## WHAT YOU NEED TO DO
Your task is to transcribe, word for word, the line containing "Type out the text in this image." and all lines that follow it to the end of the entries. Leave out the pictures.

Dataset items:
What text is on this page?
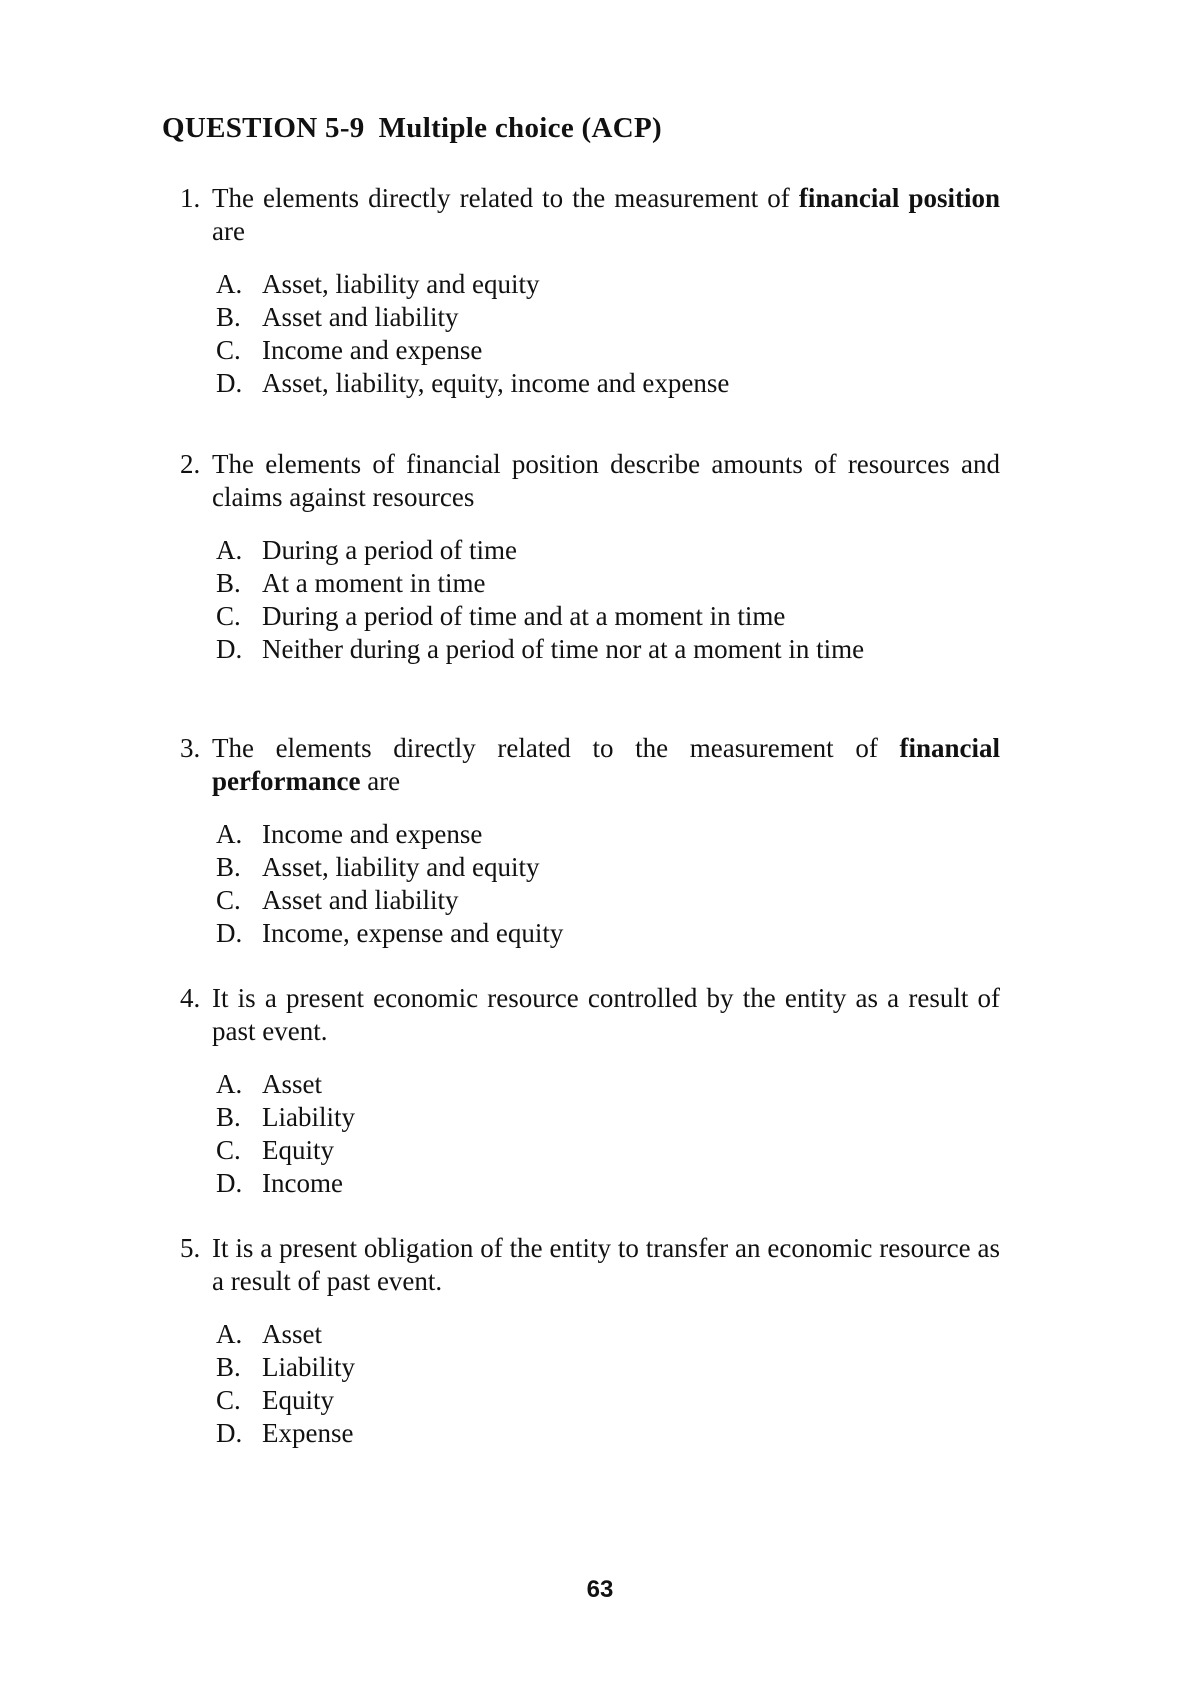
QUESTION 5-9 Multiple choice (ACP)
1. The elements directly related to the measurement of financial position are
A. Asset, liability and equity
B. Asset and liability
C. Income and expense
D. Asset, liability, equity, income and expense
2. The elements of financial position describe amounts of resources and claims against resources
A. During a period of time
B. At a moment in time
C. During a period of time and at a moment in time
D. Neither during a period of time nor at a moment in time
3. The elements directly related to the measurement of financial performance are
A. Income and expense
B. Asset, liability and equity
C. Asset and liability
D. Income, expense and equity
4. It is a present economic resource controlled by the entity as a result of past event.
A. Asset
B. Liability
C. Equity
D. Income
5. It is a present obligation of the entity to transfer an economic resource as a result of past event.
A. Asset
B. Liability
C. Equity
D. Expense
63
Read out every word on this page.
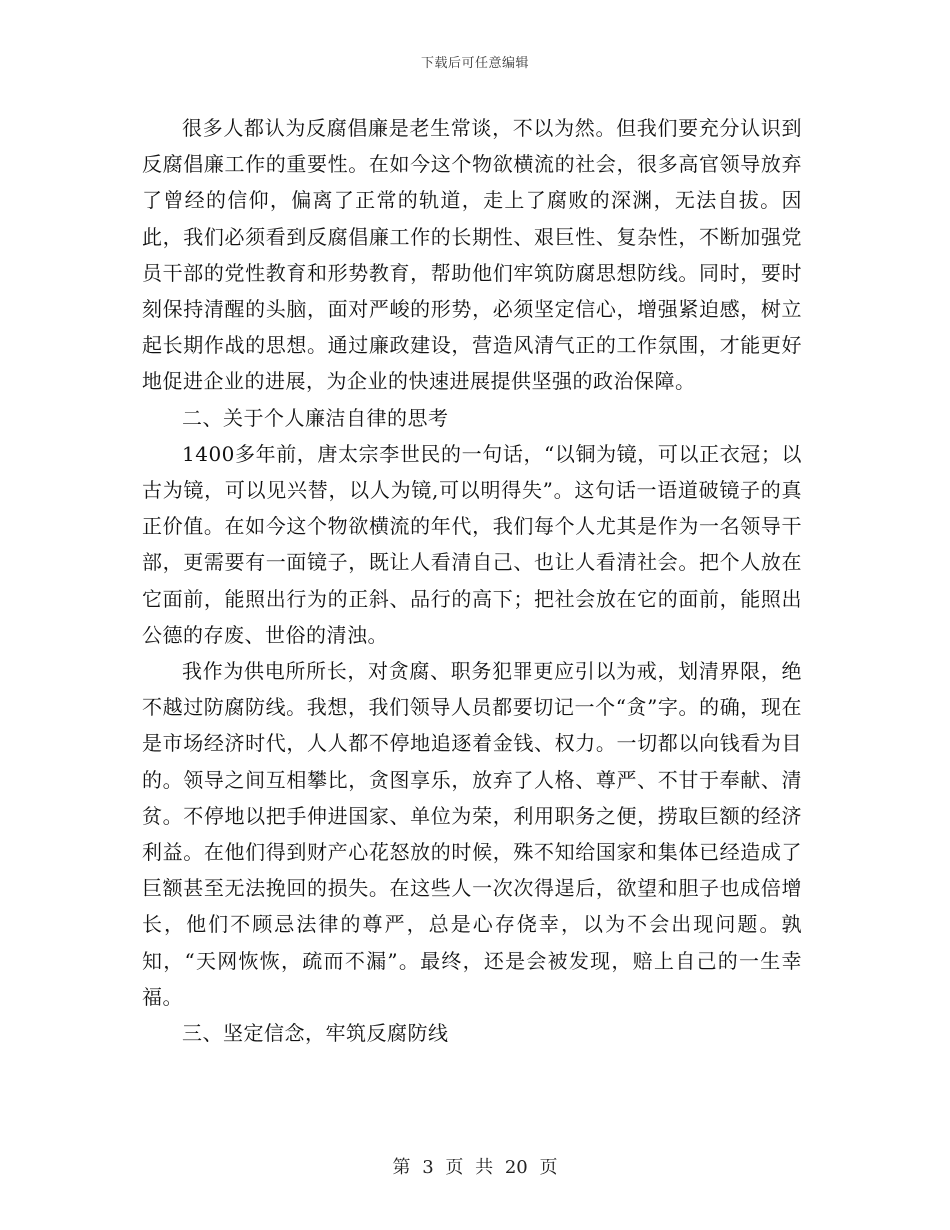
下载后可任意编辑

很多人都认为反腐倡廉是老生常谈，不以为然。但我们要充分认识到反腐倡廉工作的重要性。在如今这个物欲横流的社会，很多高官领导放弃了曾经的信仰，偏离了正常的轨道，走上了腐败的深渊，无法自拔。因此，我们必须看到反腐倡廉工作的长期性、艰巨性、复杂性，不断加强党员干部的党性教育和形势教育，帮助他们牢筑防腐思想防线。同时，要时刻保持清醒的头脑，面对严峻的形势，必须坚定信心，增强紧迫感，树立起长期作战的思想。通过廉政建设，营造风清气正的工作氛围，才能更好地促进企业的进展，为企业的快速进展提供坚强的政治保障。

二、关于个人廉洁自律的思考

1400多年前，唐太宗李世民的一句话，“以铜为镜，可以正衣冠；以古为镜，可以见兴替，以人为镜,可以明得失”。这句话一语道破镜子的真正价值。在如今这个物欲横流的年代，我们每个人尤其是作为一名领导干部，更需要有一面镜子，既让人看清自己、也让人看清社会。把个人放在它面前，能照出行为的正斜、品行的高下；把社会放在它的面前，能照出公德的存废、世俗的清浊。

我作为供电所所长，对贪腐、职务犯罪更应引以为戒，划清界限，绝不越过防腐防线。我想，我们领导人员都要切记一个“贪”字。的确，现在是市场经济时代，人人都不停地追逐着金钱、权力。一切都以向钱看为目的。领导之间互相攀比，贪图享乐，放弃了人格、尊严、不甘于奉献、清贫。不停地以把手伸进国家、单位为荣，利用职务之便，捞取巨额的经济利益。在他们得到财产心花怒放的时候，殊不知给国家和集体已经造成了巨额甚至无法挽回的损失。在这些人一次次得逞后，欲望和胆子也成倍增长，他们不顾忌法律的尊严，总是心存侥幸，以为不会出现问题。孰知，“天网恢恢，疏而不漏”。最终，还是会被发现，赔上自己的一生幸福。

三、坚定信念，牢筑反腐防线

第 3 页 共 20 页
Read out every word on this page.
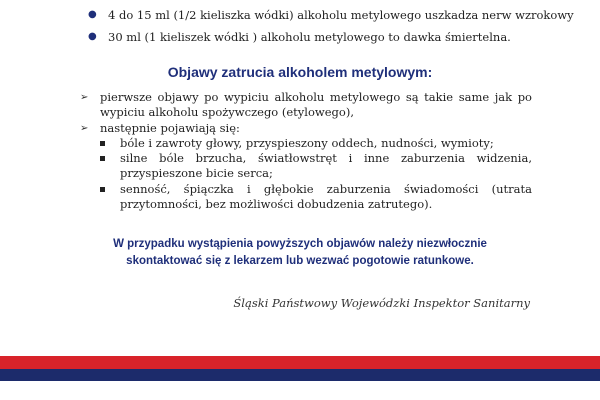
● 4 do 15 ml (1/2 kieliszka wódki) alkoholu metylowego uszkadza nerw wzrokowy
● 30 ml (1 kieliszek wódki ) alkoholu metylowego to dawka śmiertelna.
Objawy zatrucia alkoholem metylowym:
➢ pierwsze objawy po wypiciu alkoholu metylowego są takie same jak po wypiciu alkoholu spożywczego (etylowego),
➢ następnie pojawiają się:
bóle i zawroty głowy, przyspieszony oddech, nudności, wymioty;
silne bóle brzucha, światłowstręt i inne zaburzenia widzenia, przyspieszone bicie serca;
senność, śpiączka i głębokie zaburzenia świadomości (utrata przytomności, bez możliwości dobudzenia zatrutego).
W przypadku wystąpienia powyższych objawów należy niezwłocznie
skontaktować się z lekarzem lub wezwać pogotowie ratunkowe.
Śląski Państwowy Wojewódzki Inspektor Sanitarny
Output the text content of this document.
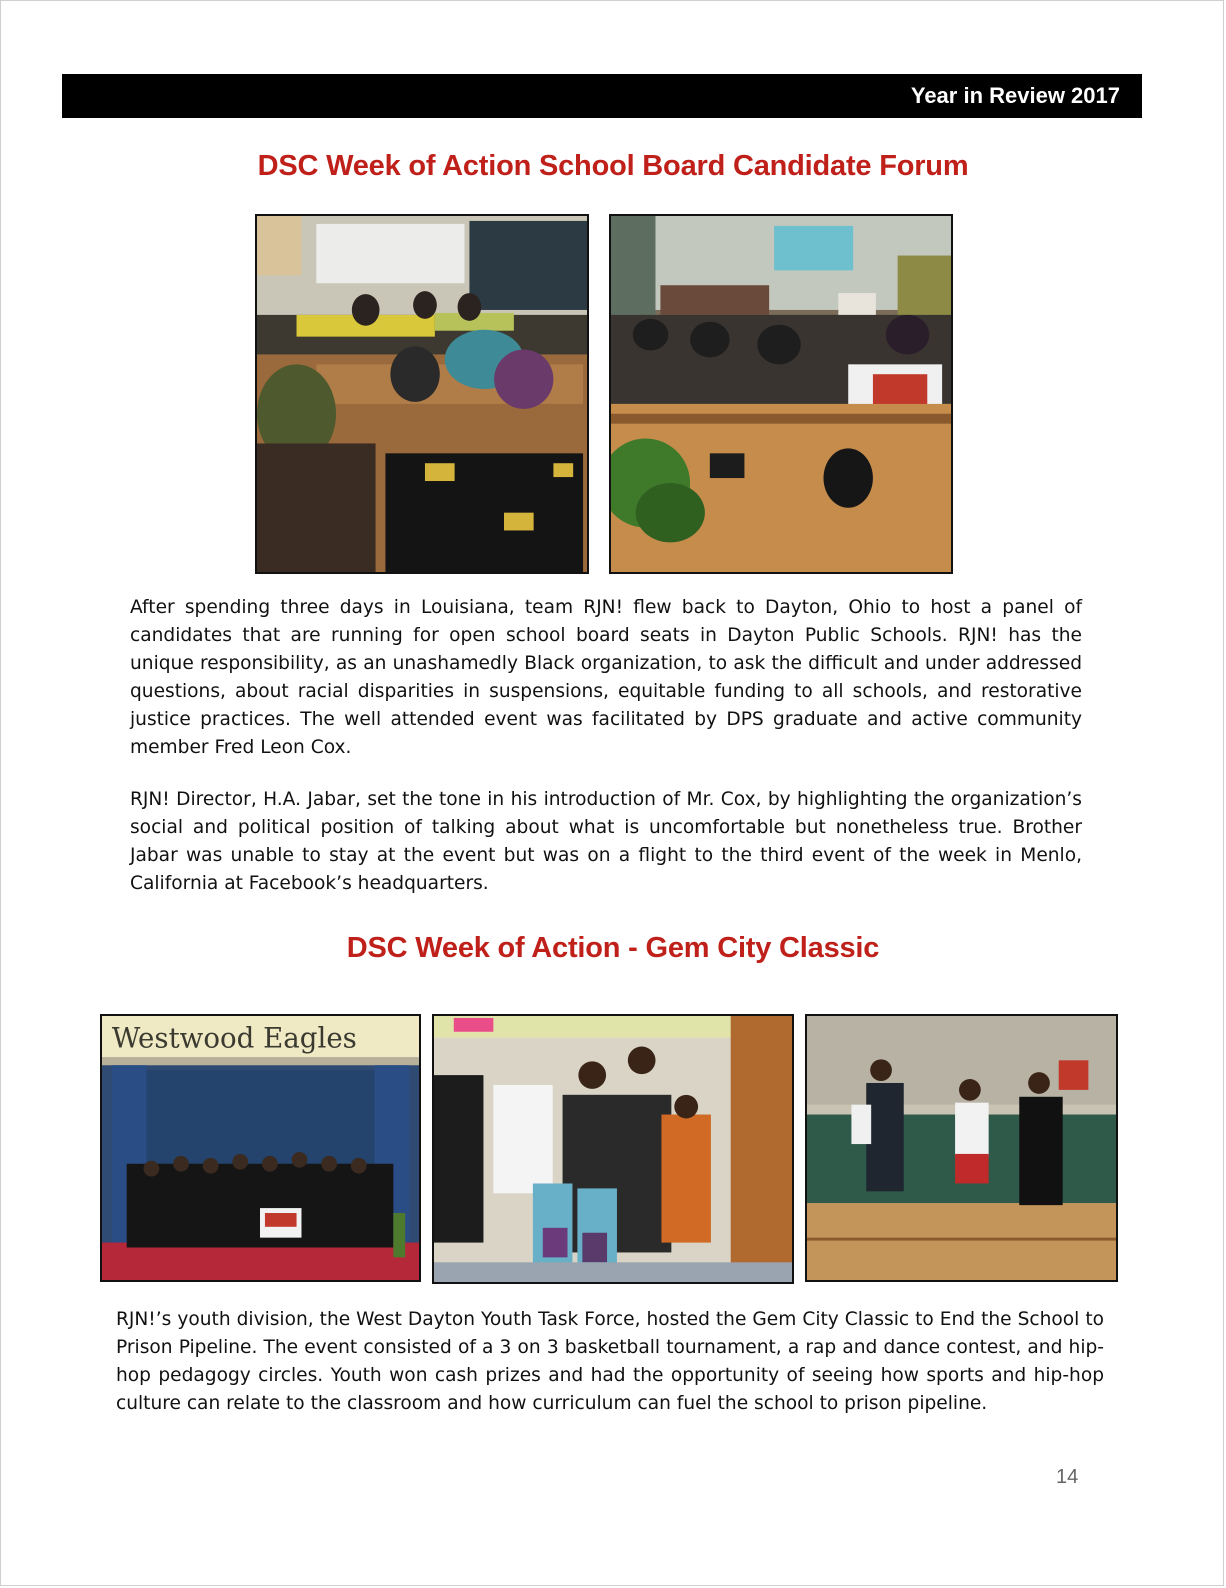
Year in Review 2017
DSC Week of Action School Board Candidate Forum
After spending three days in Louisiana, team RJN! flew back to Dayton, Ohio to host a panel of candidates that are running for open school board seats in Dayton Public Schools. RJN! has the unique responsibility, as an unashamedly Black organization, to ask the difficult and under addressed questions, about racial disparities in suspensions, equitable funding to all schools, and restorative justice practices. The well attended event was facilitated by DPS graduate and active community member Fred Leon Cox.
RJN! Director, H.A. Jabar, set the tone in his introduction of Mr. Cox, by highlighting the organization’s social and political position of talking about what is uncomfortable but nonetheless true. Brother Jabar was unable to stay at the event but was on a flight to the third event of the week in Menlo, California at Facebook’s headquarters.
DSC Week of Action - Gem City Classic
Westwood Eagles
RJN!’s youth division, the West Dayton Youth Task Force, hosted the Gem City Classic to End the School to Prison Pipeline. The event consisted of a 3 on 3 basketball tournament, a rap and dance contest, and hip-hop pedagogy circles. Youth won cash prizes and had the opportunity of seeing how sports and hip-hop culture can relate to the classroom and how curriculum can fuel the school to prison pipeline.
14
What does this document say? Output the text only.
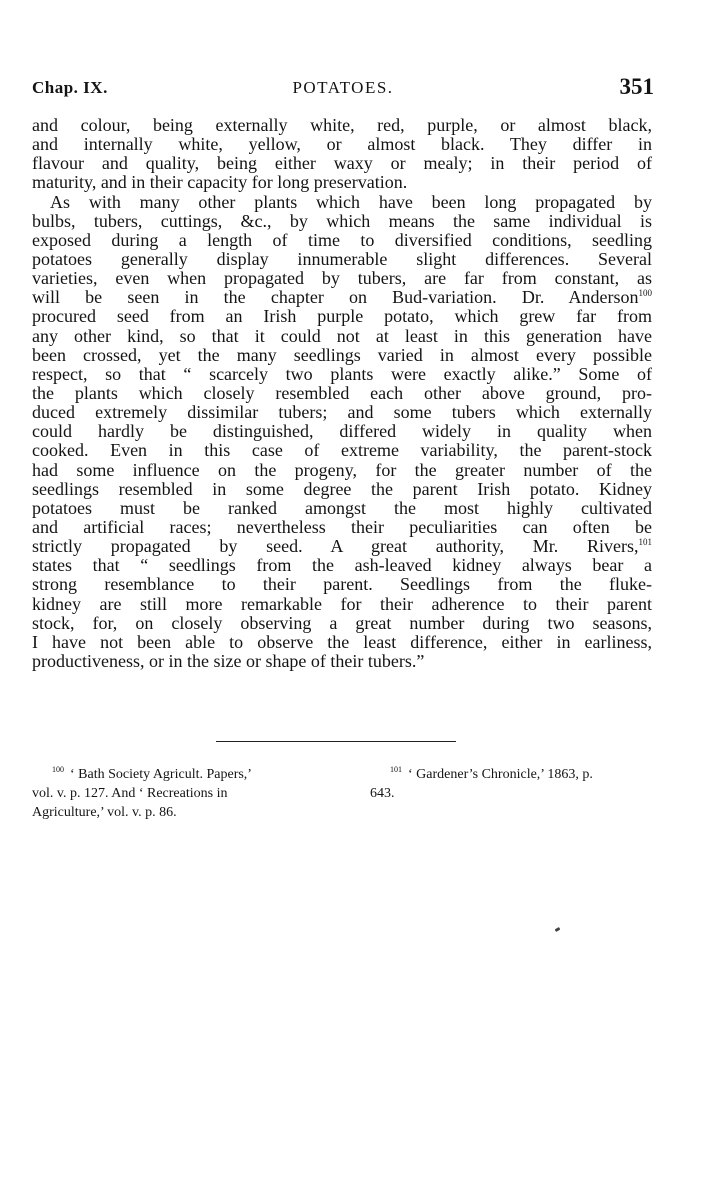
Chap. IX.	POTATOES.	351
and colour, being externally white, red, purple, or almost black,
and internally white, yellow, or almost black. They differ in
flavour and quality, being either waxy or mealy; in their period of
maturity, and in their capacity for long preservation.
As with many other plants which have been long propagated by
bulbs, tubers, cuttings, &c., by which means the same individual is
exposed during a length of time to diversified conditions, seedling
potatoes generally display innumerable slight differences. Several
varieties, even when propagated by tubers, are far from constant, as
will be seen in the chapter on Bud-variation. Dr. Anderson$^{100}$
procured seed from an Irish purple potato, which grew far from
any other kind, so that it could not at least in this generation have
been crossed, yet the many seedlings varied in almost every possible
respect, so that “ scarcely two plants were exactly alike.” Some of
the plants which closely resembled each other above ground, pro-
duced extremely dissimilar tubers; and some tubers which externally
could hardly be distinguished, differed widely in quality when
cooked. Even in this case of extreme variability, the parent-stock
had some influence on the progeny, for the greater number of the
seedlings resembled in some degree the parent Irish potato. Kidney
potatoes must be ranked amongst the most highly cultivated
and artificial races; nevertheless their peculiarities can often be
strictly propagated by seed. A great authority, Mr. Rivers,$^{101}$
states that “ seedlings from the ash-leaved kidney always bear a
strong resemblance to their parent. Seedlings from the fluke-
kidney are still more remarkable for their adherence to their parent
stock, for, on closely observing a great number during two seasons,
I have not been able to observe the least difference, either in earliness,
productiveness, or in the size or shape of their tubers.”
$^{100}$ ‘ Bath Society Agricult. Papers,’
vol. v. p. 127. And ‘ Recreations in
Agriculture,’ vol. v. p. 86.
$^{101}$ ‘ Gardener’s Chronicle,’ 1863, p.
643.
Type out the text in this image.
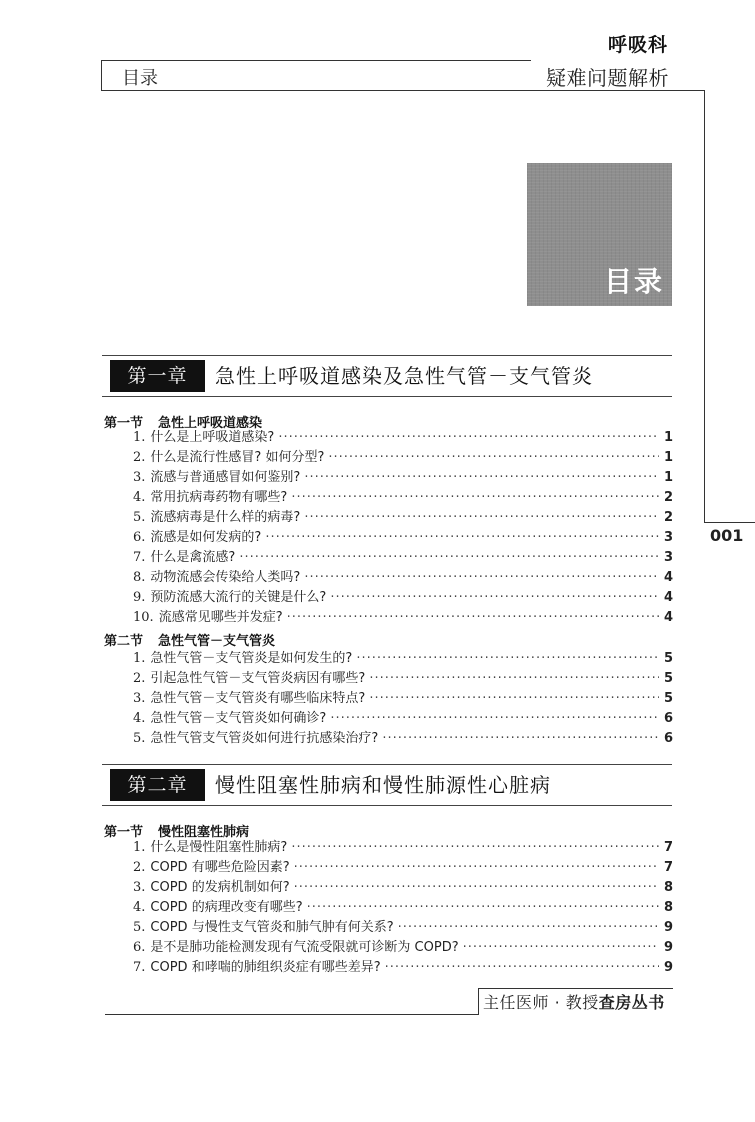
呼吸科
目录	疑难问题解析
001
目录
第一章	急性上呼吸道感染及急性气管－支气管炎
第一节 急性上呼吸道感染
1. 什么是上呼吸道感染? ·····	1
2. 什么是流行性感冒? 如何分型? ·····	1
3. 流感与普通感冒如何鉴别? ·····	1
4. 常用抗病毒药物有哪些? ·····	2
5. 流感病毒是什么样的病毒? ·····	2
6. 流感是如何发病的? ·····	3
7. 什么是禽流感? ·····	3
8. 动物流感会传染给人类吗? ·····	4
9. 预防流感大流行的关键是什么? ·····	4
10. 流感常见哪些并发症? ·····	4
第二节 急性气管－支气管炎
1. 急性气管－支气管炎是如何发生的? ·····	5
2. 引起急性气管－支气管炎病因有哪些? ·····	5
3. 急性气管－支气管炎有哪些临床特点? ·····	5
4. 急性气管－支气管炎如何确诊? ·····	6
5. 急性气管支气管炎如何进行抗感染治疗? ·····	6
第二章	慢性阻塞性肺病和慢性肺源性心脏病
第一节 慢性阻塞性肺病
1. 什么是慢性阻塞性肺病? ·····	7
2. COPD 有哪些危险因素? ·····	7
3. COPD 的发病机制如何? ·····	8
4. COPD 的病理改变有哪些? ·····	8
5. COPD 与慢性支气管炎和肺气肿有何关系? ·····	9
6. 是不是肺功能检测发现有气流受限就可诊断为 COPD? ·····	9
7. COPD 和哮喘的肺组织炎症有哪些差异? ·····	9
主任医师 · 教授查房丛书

## SOLUTION TO THIS TASK
Type out the text in this image.
呼吸科
目录	疑难问题解析
001
目录
第一章	急性上呼吸道感染及急性气管－支气管炎
第一节 急性上呼吸道感染
1. 什么是上呼吸道感染? ·····	1
2. 什么是流行性感冒? 如何分型? ·····	1
3. 流感与普通感冒如何鉴别? ·····	1
4. 常用抗病毒药物有哪些? ·····	2
5. 流感病毒是什么样的病毒? ·····	2
6. 流感是如何发病的? ·····	3
7. 什么是禽流感? ·····	3
8. 动物流感会传染给人类吗? ·····	4
9. 预防流感大流行的关键是什么? ·····	4
10. 流感常见哪些并发症? ·····	4
第二节 急性气管－支气管炎
1. 急性气管－支气管炎是如何发生的? ·····	5
2. 引起急性气管－支气管炎病因有哪些? ·····	5
3. 急性气管－支气管炎有哪些临床特点? ·····	5
4. 急性气管－支气管炎如何确诊? ·····	6
5. 急性气管支气管炎如何进行抗感染治疗? ·····	6
第二章	慢性阻塞性肺病和慢性肺源性心脏病
第一节 慢性阻塞性肺病
1. 什么是慢性阻塞性肺病? ·····	7
2. COPD 有哪些危险因素? ·····	7
3. COPD 的发病机制如何? ·····	8
4. COPD 的病理改变有哪些? ·····	8
5. COPD 与慢性支气管炎和肺气肿有何关系? ·····	9
6. 是不是肺功能检测发现有气流受限就可诊断为 COPD? ·····	9
7. COPD 和哮喘的肺组织炎症有哪些差异? ·····	9
主任医师 · 教授查房丛书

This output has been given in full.